> _Prompt_: Give back every line below without any changes, but leave out the pictures.
----- Provided records
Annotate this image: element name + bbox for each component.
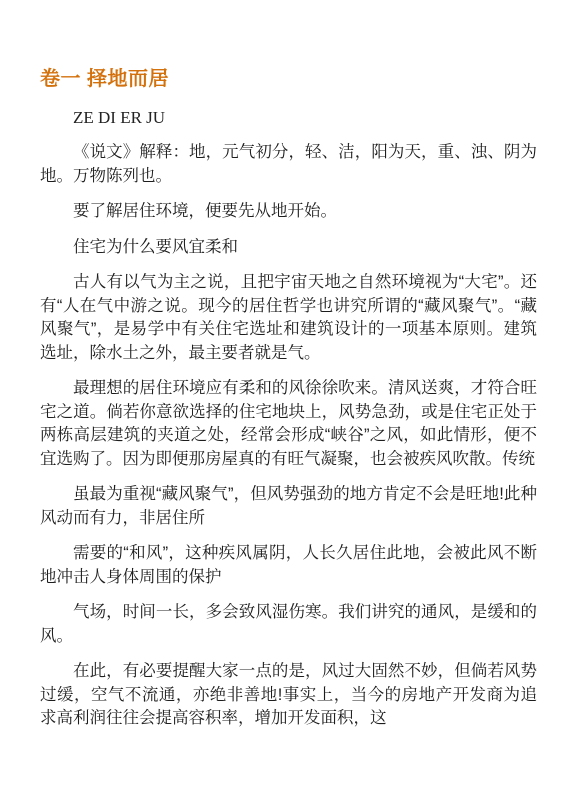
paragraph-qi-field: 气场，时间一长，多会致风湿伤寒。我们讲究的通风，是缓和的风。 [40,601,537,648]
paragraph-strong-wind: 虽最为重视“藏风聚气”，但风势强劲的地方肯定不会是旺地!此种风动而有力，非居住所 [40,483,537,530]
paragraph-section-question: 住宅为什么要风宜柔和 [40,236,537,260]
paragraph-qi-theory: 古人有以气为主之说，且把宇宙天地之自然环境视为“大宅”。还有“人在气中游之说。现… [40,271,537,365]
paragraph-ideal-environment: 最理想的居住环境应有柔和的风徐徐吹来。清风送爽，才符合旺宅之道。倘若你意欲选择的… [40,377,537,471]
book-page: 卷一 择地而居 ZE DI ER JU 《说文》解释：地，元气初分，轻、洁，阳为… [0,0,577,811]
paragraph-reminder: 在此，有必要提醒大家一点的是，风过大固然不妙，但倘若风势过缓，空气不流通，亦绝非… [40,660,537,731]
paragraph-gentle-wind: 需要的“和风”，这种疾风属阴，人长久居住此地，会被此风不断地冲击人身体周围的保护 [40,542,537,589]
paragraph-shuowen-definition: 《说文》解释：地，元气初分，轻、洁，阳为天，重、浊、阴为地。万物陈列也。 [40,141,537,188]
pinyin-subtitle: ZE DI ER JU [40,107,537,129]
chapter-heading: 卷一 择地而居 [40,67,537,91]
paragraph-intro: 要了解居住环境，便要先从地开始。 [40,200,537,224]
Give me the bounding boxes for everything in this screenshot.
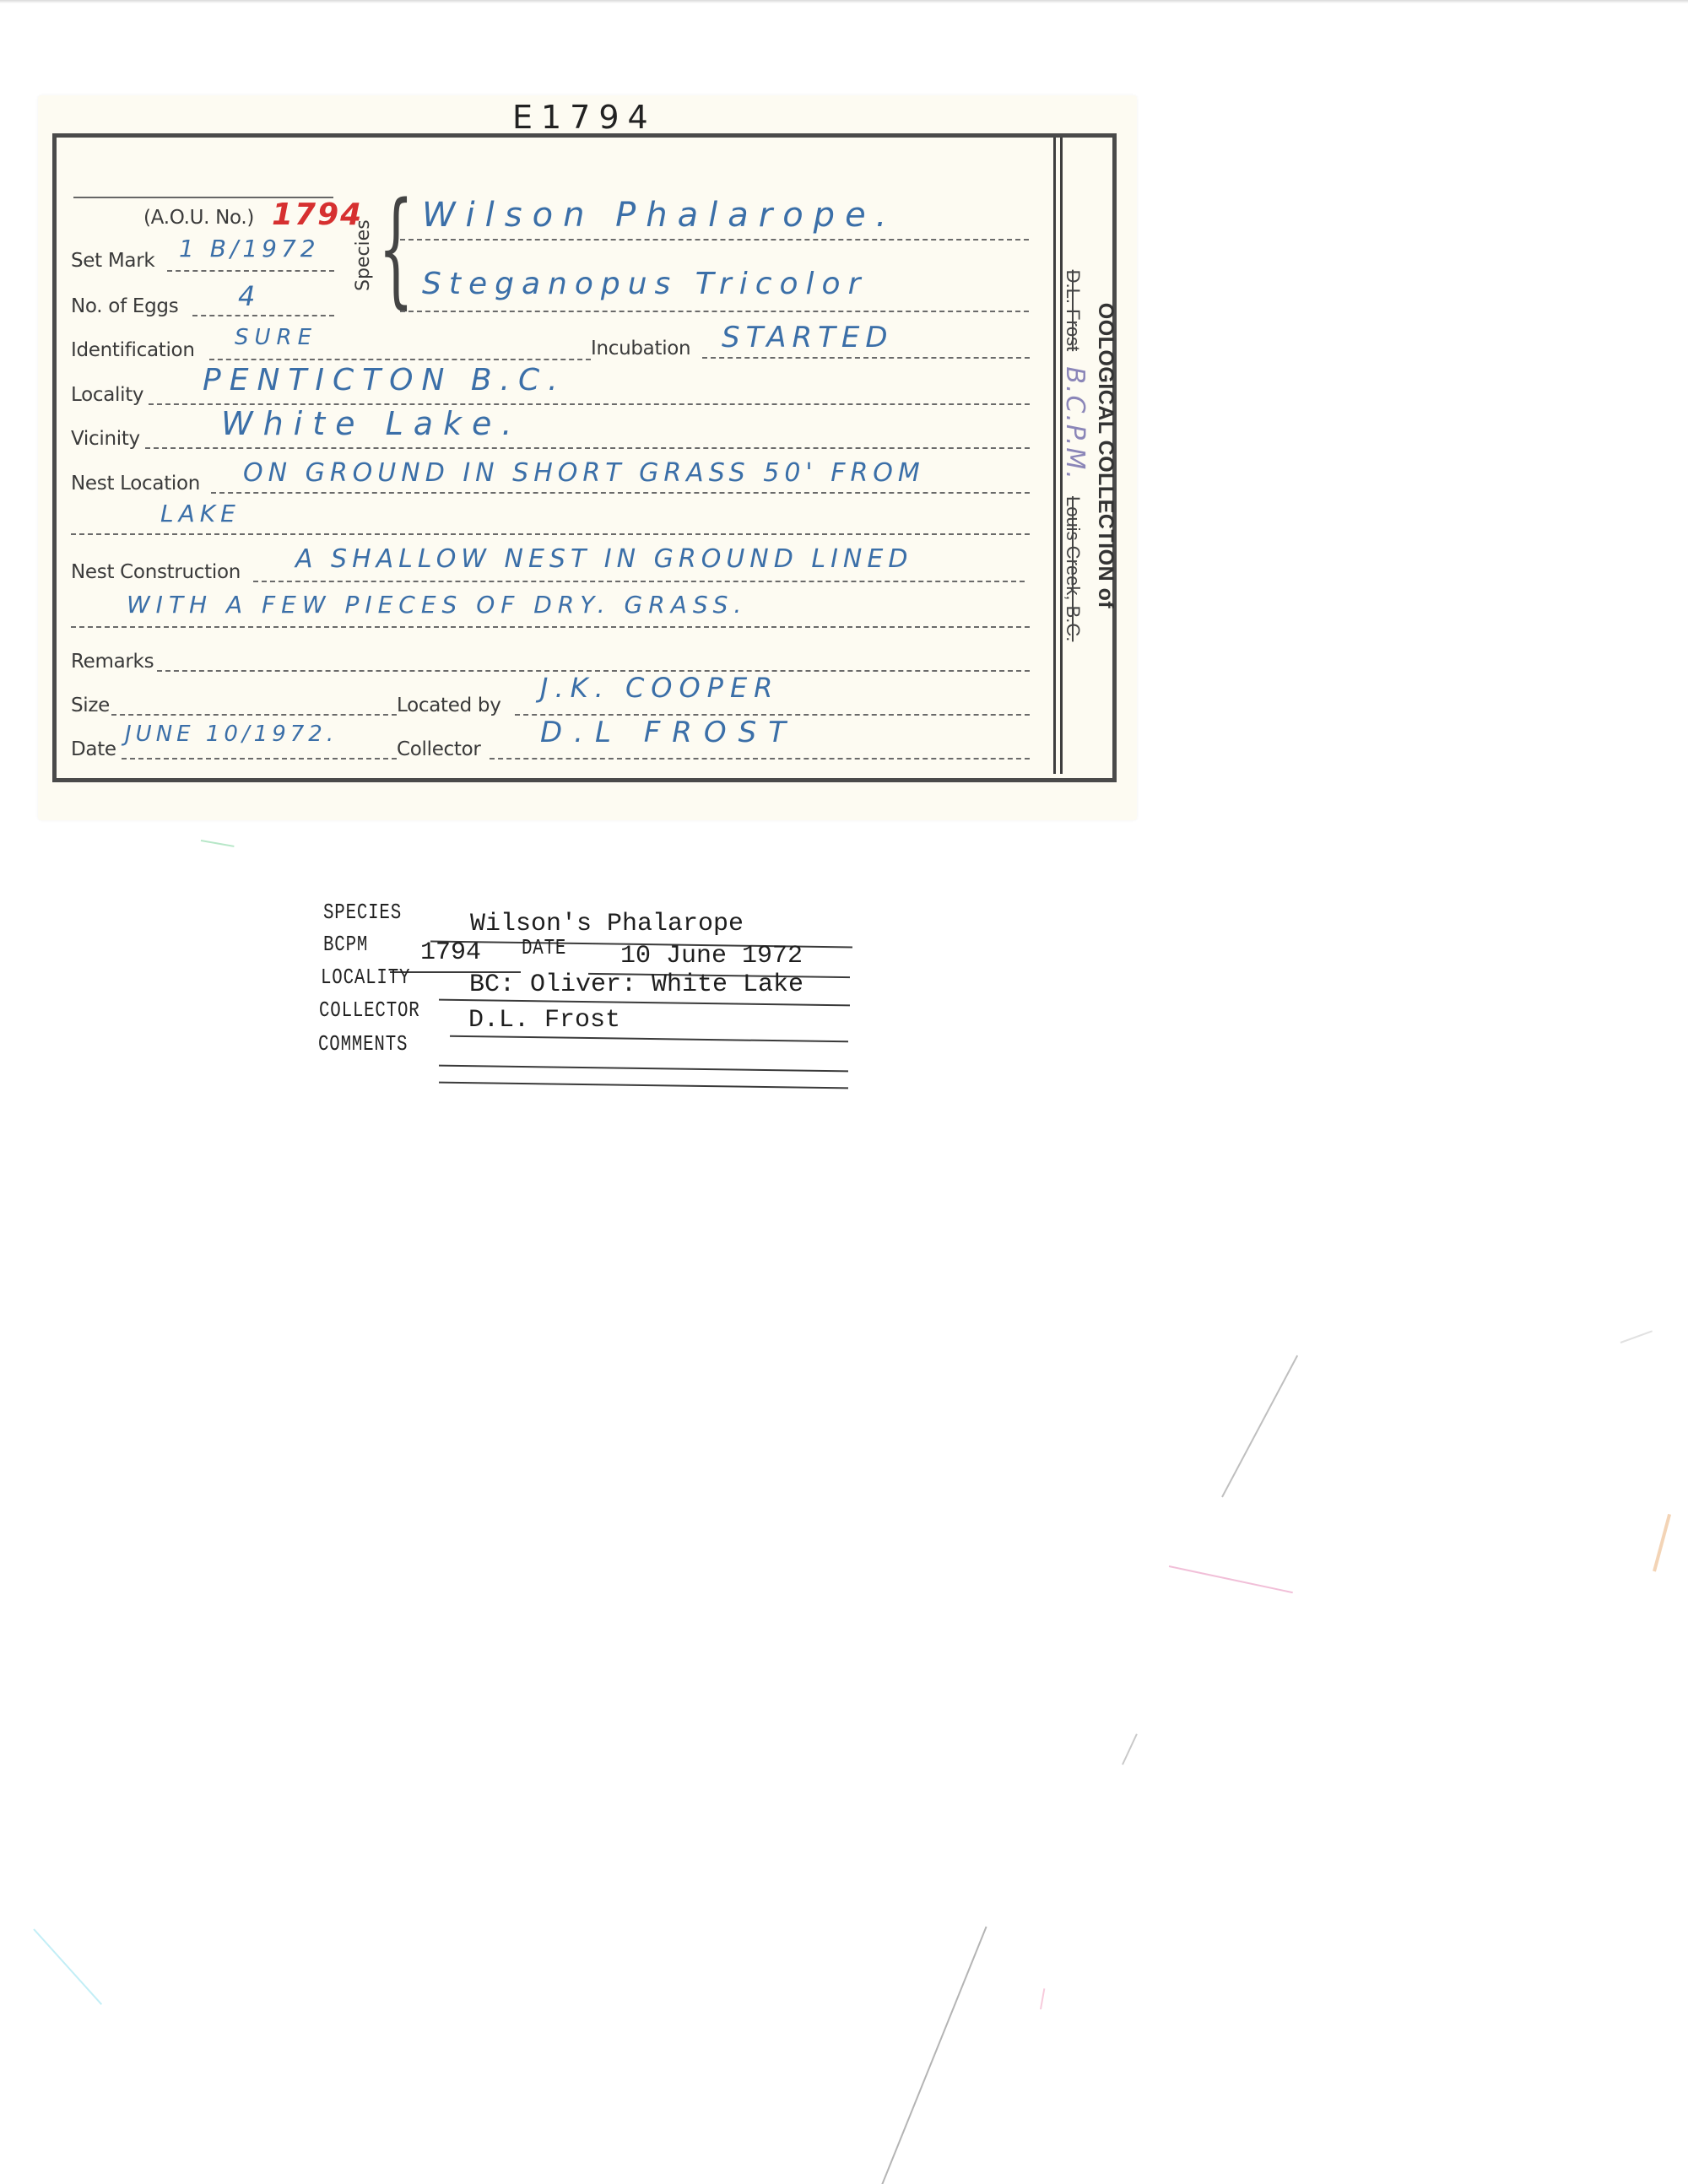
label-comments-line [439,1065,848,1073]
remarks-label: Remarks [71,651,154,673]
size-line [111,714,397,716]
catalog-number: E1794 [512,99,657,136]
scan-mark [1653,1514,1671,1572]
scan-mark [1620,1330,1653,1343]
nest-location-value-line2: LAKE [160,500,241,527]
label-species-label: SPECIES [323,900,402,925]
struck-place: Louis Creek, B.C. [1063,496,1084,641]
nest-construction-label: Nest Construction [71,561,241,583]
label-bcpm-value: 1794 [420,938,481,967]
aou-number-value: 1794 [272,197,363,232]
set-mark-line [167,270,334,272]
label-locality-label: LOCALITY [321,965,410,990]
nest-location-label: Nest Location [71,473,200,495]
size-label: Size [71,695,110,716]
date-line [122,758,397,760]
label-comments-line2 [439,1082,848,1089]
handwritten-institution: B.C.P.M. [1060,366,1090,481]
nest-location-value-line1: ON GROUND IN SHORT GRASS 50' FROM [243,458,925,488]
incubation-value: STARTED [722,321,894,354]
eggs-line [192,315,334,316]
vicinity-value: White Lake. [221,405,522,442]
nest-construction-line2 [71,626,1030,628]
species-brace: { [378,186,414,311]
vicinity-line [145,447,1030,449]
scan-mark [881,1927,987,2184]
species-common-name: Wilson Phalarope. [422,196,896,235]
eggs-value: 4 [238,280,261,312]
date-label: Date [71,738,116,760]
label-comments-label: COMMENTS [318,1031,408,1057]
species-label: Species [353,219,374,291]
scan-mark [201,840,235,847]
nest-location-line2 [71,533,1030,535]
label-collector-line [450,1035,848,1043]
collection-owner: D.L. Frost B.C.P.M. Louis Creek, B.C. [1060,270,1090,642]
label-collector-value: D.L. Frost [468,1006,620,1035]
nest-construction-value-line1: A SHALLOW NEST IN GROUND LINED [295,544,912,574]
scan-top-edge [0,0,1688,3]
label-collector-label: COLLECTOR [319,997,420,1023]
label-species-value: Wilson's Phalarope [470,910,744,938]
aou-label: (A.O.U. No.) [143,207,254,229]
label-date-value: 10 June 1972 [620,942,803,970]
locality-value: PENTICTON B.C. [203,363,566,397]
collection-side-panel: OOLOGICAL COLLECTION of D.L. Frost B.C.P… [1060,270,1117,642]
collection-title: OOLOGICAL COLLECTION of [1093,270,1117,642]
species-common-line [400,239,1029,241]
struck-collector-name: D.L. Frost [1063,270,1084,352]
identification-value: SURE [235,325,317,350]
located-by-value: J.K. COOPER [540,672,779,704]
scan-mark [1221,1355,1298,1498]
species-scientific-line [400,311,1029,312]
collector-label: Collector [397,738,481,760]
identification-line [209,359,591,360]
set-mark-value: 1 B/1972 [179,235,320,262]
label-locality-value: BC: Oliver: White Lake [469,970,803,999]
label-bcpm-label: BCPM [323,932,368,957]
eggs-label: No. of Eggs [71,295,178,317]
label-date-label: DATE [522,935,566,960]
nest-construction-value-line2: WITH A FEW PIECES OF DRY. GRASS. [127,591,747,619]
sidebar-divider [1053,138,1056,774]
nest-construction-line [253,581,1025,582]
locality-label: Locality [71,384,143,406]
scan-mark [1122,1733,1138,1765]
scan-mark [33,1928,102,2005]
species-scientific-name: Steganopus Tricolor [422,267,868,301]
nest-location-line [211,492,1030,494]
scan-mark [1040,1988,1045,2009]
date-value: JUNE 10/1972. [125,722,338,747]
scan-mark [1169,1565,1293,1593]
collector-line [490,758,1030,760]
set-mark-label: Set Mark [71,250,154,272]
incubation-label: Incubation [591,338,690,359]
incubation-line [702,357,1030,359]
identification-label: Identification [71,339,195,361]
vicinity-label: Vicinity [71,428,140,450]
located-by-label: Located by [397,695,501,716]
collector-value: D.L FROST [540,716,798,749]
----------
> _Answer in full_:
Annotate this image: element name + bbox for each component.
paragraph-qi-field: 气场，时间一长，多会致风湿伤寒。我们讲究的通风，是缓和的风。 [40,601,537,648]
paragraph-strong-wind: 虽最为重视“藏风聚气”，但风势强劲的地方肯定不会是旺地!此种风动而有力，非居住所 [40,483,537,530]
paragraph-section-question: 住宅为什么要风宜柔和 [40,236,537,260]
paragraph-qi-theory: 古人有以气为主之说，且把宇宙天地之自然环境视为“大宅”。还有“人在气中游之说。现… [40,271,537,365]
paragraph-ideal-environment: 最理想的居住环境应有柔和的风徐徐吹来。清风送爽，才符合旺宅之道。倘若你意欲选择的… [40,377,537,471]
book-page: 卷一 择地而居 ZE DI ER JU 《说文》解释：地，元气初分，轻、洁，阳为… [0,0,577,811]
paragraph-reminder: 在此，有必要提醒大家一点的是，风过大固然不妙，但倘若风势过缓，空气不流通，亦绝非… [40,660,537,731]
paragraph-gentle-wind: 需要的“和风”，这种疾风属阴，人长久居住此地，会被此风不断地冲击人身体周围的保护 [40,542,537,589]
paragraph-shuowen-definition: 《说文》解释：地，元气初分，轻、洁，阳为天，重、浊、阴为地。万物陈列也。 [40,141,537,188]
pinyin-subtitle: ZE DI ER JU [40,107,537,129]
chapter-heading: 卷一 择地而居 [40,67,537,91]
paragraph-intro: 要了解居住环境，便要先从地开始。 [40,200,537,224]
Give me the bounding boxes for everything in this screenshot.
label-comments-line [439,1065,848,1073]
remarks-label: Remarks [71,651,154,673]
size-line [111,714,397,716]
catalog-number: E1794 [512,99,657,136]
scan-mark [1653,1514,1671,1572]
scan-mark [1620,1330,1653,1343]
nest-location-value-line2: LAKE [160,500,241,527]
label-species-label: SPECIES [323,900,402,925]
struck-place: Louis Creek, B.C. [1063,496,1084,641]
nest-construction-label: Nest Construction [71,561,241,583]
label-bcpm-value: 1794 [420,938,481,967]
aou-number-value: 1794 [272,197,363,232]
set-mark-line [167,270,334,272]
label-locality-label: LOCALITY [321,965,410,990]
nest-location-label: Nest Location [71,473,200,495]
size-label: Size [71,695,110,716]
date-line [122,758,397,760]
label-comments-line2 [439,1082,848,1089]
handwritten-institution: B.C.P.M. [1060,366,1090,481]
nest-location-value-line1: ON GROUND IN SHORT GRASS 50' FROM [243,458,925,488]
incubation-value: STARTED [722,321,894,354]
eggs-line [192,315,334,316]
vicinity-value: White Lake. [221,405,522,442]
nest-construction-line2 [71,626,1030,628]
species-brace: { [378,186,414,311]
vicinity-line [145,447,1030,449]
scan-mark [881,1927,987,2184]
species-common-name: Wilson Phalarope. [422,196,896,235]
eggs-value: 4 [238,280,261,312]
date-label: Date [71,738,116,760]
label-comments-label: COMMENTS [318,1031,408,1057]
species-label: Species [353,219,374,291]
scan-mark [201,840,235,847]
nest-location-line2 [71,533,1030,535]
label-collector-line [450,1035,848,1043]
collection-owner: D.L. Frost B.C.P.M. Louis Creek, B.C. [1060,270,1090,642]
label-collector-value: D.L. Frost [468,1006,620,1035]
nest-construction-value-line1: A SHALLOW NEST IN GROUND LINED [295,544,912,574]
scan-top-edge [0,0,1688,3]
label-collector-label: COLLECTOR [319,997,420,1023]
label-species-value: Wilson's Phalarope [470,910,744,938]
aou-label: (A.O.U. No.) [143,207,254,229]
label-date-value: 10 June 1972 [620,942,803,970]
locality-value: PENTICTON B.C. [203,363,566,397]
collection-side-panel: OOLOGICAL COLLECTION of D.L. Frost B.C.P… [1060,270,1117,642]
collection-title: OOLOGICAL COLLECTION of [1093,270,1117,642]
species-common-line [400,239,1029,241]
struck-collector-name: D.L. Frost [1063,270,1084,352]
identification-value: SURE [235,325,317,350]
located-by-value: J.K. COOPER [540,672,779,704]
scan-mark [1221,1355,1298,1498]
species-scientific-line [400,311,1029,312]
collector-label: Collector [397,738,481,760]
identification-line [209,359,591,360]
set-mark-value: 1 B/1972 [179,235,320,262]
label-locality-value: BC: Oliver: White Lake [469,970,803,999]
label-bcpm-label: BCPM [323,932,368,957]
eggs-label: No. of Eggs [71,295,178,317]
label-date-label: DATE [522,935,566,960]
nest-construction-value-line2: WITH A FEW PIECES OF DRY. GRASS. [127,591,747,619]
sidebar-divider [1053,138,1056,774]
nest-construction-line [253,581,1025,582]
locality-label: Locality [71,384,143,406]
scan-mark [1122,1733,1138,1765]
scan-mark [33,1928,102,2005]
species-scientific-name: Steganopus Tricolor [422,267,868,301]
nest-location-line [211,492,1030,494]
scan-mark [1040,1988,1045,2009]
date-value: JUNE 10/1972. [125,722,338,747]
scan-mark [1169,1565,1293,1593]
collector-line [490,758,1030,760]
set-mark-label: Set Mark [71,250,154,272]
incubation-label: Incubation [591,338,690,359]
incubation-line [702,357,1030,359]
identification-label: Identification [71,339,195,361]
vicinity-label: Vicinity [71,428,140,450]
located-by-label: Located by [397,695,501,716]
collector-value: D.L FROST [540,716,798,749]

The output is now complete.